======== SUPPLIED MATERIAL
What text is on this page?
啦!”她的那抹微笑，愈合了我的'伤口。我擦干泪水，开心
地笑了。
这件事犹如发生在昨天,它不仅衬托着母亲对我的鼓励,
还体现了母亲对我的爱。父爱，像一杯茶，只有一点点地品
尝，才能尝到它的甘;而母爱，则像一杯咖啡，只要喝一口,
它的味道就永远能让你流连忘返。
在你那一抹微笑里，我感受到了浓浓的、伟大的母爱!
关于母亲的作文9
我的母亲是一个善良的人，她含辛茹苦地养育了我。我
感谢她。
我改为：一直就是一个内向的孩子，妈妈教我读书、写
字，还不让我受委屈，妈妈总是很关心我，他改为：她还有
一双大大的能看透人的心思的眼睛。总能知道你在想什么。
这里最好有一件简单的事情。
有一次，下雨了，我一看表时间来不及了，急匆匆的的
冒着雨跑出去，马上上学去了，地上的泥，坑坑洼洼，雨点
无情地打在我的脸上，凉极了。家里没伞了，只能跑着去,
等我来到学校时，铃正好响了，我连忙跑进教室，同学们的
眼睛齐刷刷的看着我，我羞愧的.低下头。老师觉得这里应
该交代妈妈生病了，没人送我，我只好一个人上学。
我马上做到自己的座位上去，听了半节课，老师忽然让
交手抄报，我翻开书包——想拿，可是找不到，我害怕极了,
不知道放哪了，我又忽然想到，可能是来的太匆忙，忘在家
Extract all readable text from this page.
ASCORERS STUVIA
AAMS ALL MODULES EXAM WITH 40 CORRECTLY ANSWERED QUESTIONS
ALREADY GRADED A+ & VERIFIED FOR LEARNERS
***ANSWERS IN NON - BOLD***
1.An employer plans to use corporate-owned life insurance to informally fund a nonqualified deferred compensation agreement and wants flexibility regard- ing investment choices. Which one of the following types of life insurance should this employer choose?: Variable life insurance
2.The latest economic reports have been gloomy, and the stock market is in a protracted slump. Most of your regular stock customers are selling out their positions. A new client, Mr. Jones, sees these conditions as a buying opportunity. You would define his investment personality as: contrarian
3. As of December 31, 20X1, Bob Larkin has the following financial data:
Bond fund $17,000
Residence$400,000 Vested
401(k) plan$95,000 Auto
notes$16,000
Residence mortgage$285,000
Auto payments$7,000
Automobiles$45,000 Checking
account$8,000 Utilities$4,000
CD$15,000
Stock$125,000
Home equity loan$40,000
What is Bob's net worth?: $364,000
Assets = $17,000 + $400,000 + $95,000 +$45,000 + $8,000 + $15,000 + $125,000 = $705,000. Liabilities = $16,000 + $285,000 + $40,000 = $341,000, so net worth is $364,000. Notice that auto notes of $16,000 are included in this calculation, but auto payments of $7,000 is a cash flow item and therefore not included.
================
● **EXERCISE TASK**
Copy out each line of the entries that holds "What".

● **CORRECT ANSWER**
What text is on this page?
What is Bob's net worth?: $364,000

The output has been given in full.